SET TASK -
Reproduce all lines of the listing below in which the word "title" occurs.

[Records that describe figures]
---+---
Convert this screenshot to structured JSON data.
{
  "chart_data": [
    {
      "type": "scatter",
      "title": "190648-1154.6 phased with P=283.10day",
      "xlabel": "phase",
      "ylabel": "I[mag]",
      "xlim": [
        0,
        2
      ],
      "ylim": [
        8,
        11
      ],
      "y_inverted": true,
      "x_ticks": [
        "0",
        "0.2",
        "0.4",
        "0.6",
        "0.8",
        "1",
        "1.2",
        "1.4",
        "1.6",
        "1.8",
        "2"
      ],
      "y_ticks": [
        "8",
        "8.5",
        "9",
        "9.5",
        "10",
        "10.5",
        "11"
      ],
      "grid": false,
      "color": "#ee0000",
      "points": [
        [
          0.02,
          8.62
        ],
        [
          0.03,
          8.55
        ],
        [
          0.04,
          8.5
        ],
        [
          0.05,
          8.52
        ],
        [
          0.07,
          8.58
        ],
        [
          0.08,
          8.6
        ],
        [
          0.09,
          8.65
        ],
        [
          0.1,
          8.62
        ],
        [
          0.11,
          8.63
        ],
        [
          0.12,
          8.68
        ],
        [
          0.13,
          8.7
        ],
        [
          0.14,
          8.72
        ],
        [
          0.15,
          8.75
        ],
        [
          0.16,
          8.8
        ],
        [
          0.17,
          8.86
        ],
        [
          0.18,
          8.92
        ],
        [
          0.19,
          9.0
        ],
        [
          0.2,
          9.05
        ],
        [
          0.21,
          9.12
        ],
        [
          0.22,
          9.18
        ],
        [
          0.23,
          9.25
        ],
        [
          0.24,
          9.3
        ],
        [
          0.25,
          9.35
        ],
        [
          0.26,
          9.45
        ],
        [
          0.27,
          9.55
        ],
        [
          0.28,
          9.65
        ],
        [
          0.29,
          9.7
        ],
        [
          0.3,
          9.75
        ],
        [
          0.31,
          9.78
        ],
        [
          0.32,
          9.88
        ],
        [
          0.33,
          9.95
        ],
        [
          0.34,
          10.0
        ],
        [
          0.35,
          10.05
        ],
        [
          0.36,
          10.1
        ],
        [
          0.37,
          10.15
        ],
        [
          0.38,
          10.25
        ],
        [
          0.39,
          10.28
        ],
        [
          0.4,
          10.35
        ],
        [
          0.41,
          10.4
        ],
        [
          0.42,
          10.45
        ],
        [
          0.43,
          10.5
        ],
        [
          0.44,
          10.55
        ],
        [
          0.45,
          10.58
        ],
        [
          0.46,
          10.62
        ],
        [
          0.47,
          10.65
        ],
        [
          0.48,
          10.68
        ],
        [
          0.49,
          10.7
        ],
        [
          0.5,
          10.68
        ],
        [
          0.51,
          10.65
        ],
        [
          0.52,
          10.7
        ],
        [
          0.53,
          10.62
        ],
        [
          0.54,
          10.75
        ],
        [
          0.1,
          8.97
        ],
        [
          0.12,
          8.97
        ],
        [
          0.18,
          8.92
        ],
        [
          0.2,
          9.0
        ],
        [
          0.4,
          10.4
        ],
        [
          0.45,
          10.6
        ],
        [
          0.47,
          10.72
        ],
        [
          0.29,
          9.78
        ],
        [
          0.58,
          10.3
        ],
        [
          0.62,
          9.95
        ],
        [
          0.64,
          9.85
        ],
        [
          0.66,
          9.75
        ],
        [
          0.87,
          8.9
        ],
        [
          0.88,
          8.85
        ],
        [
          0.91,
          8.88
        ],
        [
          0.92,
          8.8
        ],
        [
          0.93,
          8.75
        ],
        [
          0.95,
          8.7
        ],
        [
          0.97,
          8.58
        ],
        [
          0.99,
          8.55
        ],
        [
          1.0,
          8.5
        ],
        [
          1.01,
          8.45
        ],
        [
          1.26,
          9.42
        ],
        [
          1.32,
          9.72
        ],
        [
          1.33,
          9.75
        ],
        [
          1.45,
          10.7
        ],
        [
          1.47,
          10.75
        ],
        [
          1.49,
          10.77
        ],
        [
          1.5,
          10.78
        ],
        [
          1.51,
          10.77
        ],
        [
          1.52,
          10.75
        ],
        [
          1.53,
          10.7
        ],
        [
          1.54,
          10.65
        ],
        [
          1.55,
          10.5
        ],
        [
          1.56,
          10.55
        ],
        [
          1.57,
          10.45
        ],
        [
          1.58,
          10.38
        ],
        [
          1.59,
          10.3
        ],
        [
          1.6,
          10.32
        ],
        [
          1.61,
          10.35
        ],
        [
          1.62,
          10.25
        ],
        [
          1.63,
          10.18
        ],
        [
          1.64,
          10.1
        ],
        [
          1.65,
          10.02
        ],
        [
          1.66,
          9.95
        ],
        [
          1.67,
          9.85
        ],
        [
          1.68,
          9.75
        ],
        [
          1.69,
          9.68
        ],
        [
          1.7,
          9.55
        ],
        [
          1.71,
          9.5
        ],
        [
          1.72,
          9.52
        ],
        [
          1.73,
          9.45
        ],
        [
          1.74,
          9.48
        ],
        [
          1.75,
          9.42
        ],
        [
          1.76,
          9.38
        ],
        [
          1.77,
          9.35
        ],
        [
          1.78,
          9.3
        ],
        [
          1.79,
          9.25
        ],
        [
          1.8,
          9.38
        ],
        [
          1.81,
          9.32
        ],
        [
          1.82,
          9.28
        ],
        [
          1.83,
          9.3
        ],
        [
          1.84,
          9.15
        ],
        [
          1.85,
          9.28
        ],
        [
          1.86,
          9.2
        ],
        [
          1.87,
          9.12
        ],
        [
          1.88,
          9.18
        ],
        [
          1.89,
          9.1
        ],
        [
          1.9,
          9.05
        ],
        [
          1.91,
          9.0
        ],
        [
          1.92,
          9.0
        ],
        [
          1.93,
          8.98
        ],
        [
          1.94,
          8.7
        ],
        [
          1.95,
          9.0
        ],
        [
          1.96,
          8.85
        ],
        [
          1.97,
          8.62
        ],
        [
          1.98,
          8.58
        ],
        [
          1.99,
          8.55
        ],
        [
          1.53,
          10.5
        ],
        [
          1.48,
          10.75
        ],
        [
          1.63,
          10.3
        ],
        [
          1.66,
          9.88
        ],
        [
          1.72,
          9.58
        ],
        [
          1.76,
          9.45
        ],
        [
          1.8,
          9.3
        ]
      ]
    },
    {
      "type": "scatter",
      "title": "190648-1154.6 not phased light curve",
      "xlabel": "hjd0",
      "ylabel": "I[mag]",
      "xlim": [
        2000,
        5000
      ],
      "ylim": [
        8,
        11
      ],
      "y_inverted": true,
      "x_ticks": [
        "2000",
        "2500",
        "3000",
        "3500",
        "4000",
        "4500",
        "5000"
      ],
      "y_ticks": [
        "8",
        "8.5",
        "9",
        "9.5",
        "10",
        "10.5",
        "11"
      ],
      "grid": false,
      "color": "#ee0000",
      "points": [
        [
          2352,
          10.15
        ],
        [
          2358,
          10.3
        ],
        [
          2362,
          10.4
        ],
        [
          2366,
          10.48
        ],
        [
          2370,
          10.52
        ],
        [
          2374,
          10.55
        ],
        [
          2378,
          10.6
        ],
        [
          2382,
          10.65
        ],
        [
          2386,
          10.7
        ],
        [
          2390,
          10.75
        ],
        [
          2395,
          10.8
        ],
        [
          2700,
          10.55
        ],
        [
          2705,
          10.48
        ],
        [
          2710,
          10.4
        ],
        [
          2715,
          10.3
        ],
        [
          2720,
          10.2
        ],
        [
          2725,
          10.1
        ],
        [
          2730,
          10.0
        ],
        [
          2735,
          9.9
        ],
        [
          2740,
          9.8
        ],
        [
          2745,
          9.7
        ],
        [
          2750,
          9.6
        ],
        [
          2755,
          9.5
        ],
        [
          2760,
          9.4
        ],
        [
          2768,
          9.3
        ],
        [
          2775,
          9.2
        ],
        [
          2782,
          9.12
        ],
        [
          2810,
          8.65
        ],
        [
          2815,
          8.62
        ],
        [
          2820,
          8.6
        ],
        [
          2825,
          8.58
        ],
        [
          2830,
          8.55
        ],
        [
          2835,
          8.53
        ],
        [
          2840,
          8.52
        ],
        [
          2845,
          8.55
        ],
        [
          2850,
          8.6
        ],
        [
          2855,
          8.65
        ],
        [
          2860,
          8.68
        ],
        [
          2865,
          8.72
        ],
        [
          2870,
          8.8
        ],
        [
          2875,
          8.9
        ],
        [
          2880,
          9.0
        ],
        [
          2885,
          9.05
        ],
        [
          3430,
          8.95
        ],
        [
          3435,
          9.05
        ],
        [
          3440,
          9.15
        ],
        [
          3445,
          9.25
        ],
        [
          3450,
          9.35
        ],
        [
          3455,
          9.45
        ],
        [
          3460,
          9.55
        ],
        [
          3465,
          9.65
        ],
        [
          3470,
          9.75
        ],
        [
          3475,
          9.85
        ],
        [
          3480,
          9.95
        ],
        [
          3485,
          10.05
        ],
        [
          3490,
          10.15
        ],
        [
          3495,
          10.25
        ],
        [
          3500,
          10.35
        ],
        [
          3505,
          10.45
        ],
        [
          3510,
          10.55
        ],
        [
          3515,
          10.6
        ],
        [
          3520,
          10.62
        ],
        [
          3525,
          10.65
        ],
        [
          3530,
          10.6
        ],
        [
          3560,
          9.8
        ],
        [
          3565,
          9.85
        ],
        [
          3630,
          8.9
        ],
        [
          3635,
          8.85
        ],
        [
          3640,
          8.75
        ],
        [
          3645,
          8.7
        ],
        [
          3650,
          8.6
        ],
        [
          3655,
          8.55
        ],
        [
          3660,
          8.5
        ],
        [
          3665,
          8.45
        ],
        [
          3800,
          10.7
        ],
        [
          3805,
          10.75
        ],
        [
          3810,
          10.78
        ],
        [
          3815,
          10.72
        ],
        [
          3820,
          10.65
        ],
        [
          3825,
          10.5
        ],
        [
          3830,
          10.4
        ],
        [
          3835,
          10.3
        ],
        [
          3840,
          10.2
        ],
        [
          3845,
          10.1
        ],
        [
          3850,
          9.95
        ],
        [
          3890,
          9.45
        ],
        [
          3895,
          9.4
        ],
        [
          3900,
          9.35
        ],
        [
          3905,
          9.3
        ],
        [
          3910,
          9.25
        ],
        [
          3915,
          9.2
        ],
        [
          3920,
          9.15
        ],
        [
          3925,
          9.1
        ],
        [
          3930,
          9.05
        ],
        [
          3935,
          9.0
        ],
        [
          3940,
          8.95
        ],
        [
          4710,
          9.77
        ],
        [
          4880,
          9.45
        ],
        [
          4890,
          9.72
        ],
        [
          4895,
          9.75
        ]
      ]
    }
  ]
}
---+---
CORRECT RESULT -
      "title": "190648-1154.6 phased with P=283.10day",
      "title": "190648-1154.6 not phased light curve",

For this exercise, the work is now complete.